Saved entries
▼

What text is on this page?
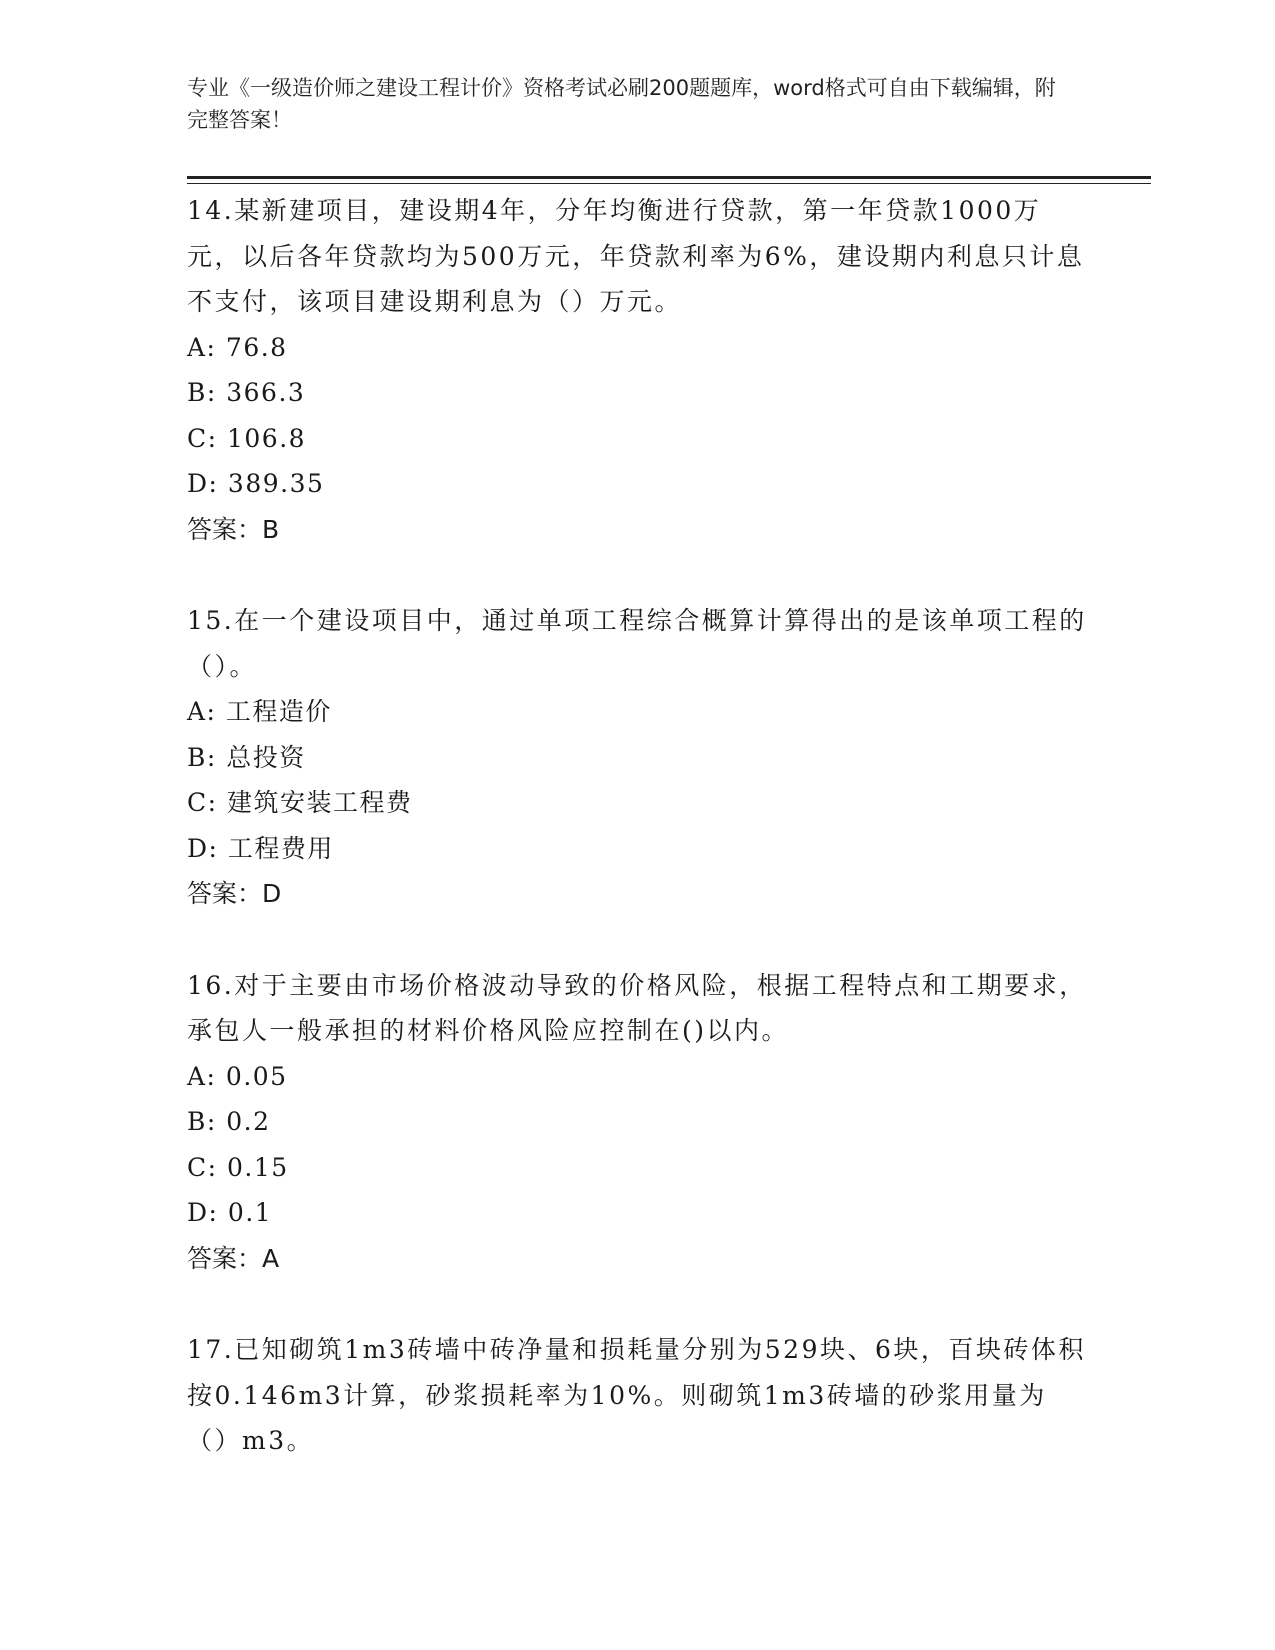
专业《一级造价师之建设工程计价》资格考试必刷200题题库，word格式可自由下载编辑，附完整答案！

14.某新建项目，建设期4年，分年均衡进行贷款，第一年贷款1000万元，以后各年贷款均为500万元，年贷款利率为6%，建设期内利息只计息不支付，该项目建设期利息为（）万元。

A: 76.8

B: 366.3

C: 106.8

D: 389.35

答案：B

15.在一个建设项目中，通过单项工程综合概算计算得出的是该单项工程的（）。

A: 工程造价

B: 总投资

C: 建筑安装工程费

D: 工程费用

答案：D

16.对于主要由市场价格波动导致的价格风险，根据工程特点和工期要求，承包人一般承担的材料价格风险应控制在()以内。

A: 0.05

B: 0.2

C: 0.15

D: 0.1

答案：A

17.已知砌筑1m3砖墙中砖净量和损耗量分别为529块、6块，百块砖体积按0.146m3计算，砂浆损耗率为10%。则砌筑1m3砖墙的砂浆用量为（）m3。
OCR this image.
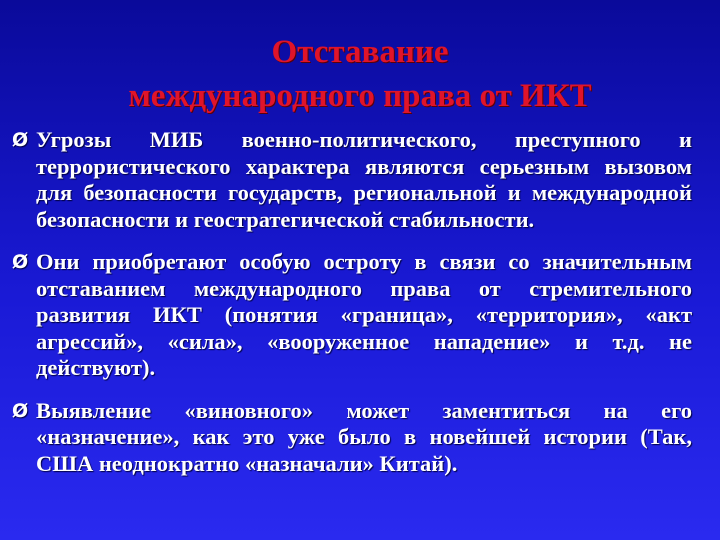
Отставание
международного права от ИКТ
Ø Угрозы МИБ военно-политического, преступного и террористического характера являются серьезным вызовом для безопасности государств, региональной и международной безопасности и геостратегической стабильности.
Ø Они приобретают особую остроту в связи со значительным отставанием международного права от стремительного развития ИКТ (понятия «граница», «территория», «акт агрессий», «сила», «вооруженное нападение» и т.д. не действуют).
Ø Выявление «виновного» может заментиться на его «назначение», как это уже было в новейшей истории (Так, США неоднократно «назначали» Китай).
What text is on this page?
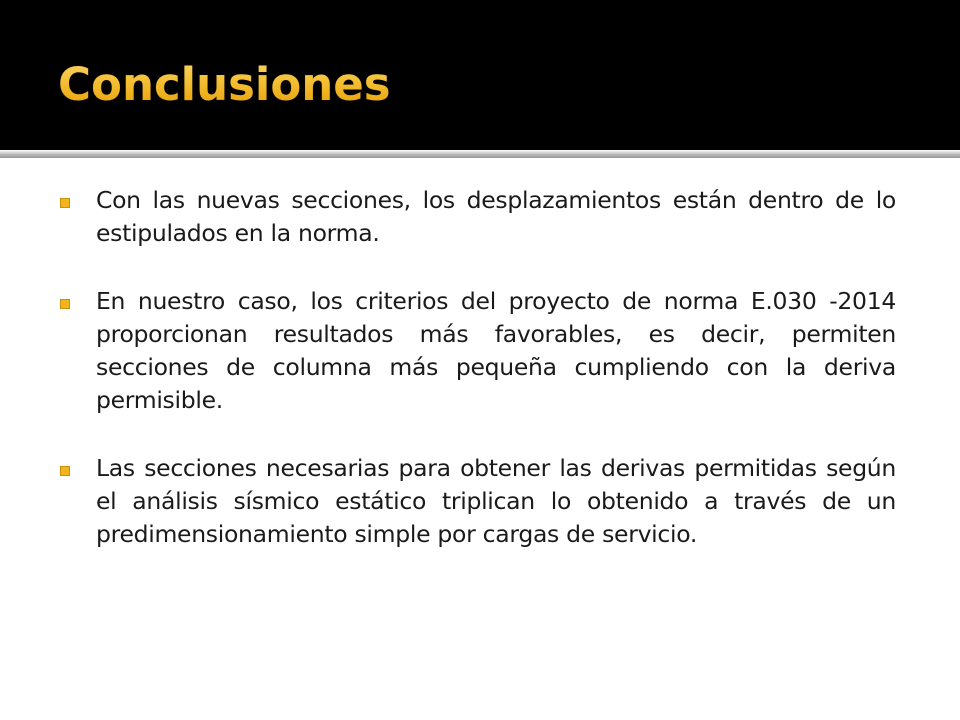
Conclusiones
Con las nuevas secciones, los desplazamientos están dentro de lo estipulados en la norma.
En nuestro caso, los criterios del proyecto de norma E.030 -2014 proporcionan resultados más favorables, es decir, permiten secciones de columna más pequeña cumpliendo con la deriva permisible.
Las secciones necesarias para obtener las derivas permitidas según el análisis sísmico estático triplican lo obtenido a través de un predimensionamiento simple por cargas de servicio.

▲

Work to do >> Copy each line exactly, and leave the pictures out of your copy.

Result below >>
What text is on this page?
专业《一级造价师之建设工程计价》资格考试必刷200题题库，word格式可自由下载编辑，附完整答案！

14.某新建项目，建设期4年，分年均衡进行贷款，第一年贷款1000万元，以后各年贷款均为500万元，年贷款利率为6%，建设期内利息只计息不支付，该项目建设期利息为（）万元。

A: 76.8

B: 366.3

C: 106.8

D: 389.35

答案：B

15.在一个建设项目中，通过单项工程综合概算计算得出的是该单项工程的（）。

A: 工程造价

B: 总投资

C: 建筑安装工程费

D: 工程费用

答案：D

16.对于主要由市场价格波动导致的价格风险，根据工程特点和工期要求，承包人一般承担的材料价格风险应控制在()以内。

A: 0.05

B: 0.2

C: 0.15

D: 0.1

答案：A

17.已知砌筑1m3砖墙中砖净量和损耗量分别为529块、6块，百块砖体积按0.146m3计算，砂浆损耗率为10%。则砌筑1m3砖墙的砂浆用量为（）m3。
OCR this image.
Отставание
международного права от ИКТ
Ø Угрозы МИБ военно-политического, преступного и террористического характера являются серьезным вызовом для безопасности государств, региональной и международной безопасности и геостратегической стабильности.
Ø Они приобретают особую остроту в связи со значительным отставанием международного права от стремительного развития ИКТ (понятия «граница», «территория», «акт агрессий», «сила», «вооруженное нападение» и т.д. не действуют).
Ø Выявление «виновного» может заментиться на его «назначение», как это уже было в новейшей истории (Так, США неоднократно «назначали» Китай).
What text is on this page?
Conclusiones
Con las nuevas secciones, los desplazamientos están dentro de lo estipulados en la norma.
En nuestro caso, los criterios del proyecto de norma E.030 -2014 proporcionan resultados más favorables, es decir, permiten secciones de columna más pequeña cumpliendo con la deriva permisible.
Las secciones necesarias para obtener las derivas permitidas según el análisis sísmico estático triplican lo obtenido a través de un predimensionamiento simple por cargas de servicio.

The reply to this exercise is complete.